GIVEN RECORDS:
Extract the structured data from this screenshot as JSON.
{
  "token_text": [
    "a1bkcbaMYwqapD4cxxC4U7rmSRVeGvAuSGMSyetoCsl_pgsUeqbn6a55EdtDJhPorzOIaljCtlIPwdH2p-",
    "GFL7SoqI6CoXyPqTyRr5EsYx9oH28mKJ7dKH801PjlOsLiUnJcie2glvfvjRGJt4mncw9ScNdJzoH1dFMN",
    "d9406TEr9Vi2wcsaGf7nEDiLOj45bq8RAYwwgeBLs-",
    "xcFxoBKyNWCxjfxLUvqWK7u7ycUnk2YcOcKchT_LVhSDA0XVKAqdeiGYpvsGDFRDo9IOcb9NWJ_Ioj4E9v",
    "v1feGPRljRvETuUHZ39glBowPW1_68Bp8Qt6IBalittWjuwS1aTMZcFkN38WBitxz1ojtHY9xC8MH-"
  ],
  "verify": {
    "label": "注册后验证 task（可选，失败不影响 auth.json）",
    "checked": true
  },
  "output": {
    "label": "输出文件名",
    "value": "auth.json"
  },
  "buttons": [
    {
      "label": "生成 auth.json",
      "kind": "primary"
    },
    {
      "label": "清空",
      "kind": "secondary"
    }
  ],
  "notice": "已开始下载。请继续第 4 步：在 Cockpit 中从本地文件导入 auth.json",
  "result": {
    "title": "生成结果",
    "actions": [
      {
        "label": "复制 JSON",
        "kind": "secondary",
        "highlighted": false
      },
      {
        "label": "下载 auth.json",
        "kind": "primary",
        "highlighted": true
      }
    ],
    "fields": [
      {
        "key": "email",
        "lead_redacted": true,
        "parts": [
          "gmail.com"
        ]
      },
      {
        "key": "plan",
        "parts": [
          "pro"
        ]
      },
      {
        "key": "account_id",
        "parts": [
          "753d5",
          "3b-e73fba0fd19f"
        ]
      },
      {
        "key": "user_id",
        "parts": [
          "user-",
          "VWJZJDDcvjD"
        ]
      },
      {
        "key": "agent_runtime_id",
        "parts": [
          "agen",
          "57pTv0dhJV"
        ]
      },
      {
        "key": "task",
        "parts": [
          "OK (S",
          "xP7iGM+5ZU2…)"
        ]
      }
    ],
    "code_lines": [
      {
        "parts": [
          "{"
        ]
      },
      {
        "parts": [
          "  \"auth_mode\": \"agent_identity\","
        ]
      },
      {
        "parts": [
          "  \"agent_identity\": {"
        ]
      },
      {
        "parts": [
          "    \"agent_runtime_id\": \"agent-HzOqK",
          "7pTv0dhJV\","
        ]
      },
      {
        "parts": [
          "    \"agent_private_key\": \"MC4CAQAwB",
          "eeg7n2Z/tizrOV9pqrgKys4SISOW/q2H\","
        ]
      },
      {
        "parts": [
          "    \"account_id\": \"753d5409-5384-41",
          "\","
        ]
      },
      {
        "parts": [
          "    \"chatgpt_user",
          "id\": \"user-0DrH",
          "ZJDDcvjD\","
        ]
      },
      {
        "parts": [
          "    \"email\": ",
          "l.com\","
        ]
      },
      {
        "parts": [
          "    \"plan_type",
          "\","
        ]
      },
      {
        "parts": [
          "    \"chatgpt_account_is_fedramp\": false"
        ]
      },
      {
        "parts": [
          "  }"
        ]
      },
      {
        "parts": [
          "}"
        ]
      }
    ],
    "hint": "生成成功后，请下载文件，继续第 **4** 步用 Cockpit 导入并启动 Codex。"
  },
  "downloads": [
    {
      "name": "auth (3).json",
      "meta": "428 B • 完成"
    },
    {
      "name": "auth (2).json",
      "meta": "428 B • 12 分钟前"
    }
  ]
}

* * *

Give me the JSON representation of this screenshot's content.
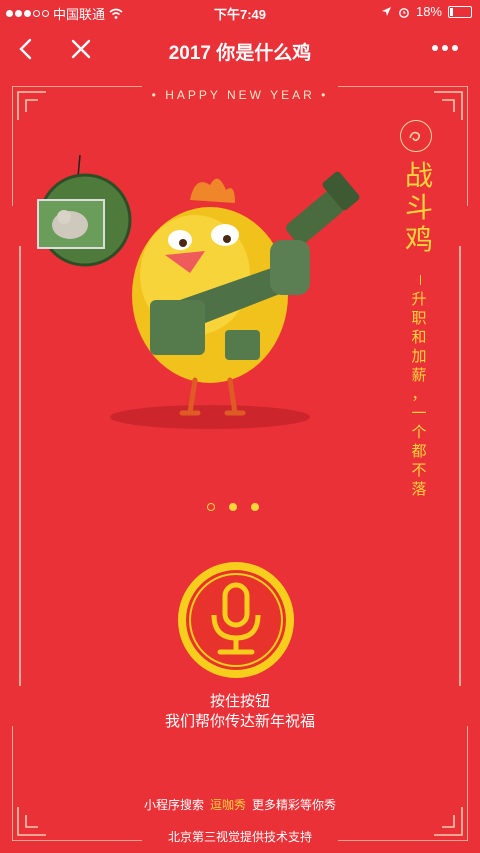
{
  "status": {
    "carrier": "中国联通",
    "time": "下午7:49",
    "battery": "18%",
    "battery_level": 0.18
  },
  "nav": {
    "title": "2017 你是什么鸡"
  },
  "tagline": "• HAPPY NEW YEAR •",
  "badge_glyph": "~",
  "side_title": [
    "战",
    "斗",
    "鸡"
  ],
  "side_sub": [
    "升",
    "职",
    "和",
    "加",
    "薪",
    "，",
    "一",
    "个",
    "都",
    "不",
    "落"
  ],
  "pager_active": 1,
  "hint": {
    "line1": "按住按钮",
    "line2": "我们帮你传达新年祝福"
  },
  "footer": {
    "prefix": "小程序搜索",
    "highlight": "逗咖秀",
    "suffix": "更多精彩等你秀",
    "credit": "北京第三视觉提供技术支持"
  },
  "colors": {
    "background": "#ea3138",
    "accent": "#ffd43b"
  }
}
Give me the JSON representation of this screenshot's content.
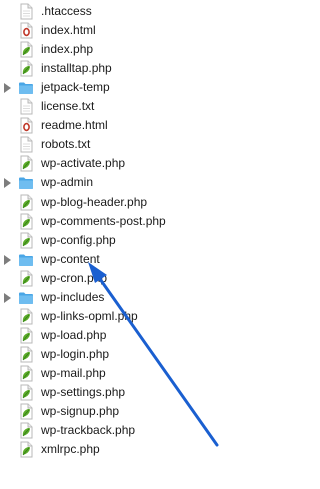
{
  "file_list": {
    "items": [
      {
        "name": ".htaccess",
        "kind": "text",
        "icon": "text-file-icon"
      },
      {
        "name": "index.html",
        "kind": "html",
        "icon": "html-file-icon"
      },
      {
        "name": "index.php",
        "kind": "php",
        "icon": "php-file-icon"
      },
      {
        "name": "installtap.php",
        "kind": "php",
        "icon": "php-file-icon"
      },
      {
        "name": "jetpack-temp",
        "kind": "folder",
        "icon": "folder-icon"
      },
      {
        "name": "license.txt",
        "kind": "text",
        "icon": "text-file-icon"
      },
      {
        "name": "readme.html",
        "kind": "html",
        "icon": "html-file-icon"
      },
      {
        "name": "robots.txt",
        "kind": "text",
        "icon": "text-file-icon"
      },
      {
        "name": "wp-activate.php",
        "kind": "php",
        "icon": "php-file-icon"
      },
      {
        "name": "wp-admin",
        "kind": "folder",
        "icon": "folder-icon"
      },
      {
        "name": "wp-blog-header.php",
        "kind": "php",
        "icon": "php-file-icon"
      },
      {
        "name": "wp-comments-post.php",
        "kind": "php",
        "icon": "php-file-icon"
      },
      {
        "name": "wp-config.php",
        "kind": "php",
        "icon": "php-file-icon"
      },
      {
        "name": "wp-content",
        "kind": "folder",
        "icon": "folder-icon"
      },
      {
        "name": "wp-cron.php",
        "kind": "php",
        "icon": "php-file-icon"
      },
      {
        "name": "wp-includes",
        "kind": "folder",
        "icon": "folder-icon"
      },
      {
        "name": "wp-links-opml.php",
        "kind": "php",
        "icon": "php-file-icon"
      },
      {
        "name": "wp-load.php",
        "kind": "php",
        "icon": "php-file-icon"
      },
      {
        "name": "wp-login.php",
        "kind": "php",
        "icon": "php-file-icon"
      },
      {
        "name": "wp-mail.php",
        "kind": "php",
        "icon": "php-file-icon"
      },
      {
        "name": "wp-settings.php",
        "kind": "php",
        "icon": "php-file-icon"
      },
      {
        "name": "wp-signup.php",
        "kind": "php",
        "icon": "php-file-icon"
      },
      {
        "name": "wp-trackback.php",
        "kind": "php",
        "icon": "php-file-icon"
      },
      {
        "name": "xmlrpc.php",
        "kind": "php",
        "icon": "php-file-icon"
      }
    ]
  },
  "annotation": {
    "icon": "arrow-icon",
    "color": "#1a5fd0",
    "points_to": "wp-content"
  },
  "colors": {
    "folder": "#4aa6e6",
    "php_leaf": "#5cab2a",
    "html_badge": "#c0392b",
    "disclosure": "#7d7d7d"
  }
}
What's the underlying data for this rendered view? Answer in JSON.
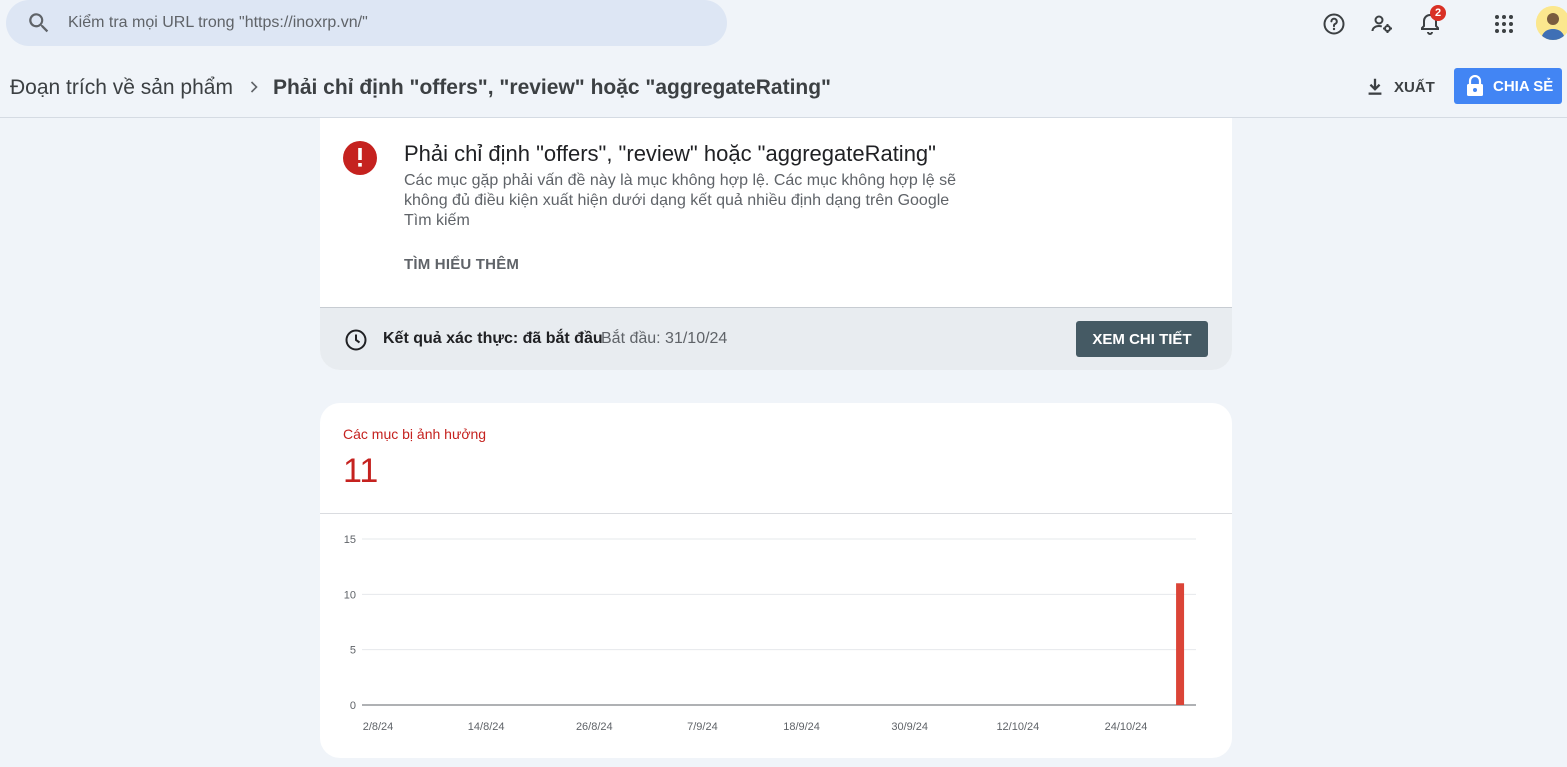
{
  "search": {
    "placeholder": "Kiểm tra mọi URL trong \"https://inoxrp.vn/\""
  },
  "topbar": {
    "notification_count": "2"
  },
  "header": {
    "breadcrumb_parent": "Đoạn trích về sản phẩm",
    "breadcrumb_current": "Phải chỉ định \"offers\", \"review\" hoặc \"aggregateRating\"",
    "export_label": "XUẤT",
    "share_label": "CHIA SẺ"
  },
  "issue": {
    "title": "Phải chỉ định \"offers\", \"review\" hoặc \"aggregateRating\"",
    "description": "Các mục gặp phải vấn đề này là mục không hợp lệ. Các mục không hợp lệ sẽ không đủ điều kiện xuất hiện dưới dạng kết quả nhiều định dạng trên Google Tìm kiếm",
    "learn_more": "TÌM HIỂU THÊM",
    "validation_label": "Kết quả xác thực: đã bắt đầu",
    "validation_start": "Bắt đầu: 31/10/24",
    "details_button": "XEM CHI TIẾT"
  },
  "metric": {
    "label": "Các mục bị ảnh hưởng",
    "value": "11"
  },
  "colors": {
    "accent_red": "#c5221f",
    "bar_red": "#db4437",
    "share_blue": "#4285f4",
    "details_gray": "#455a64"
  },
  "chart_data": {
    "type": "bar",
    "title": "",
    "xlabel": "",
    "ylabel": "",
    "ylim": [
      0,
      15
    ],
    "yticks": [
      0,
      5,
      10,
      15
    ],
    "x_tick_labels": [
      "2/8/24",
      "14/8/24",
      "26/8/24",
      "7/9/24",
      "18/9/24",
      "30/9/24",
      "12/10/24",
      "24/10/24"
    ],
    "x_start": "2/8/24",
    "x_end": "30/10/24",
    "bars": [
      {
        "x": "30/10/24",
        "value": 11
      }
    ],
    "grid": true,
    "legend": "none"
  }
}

TASK DETAILS: Only the number is wanted: how many lines of the material contain the word "hint"?

RESULT OF THE EXERCISE: 2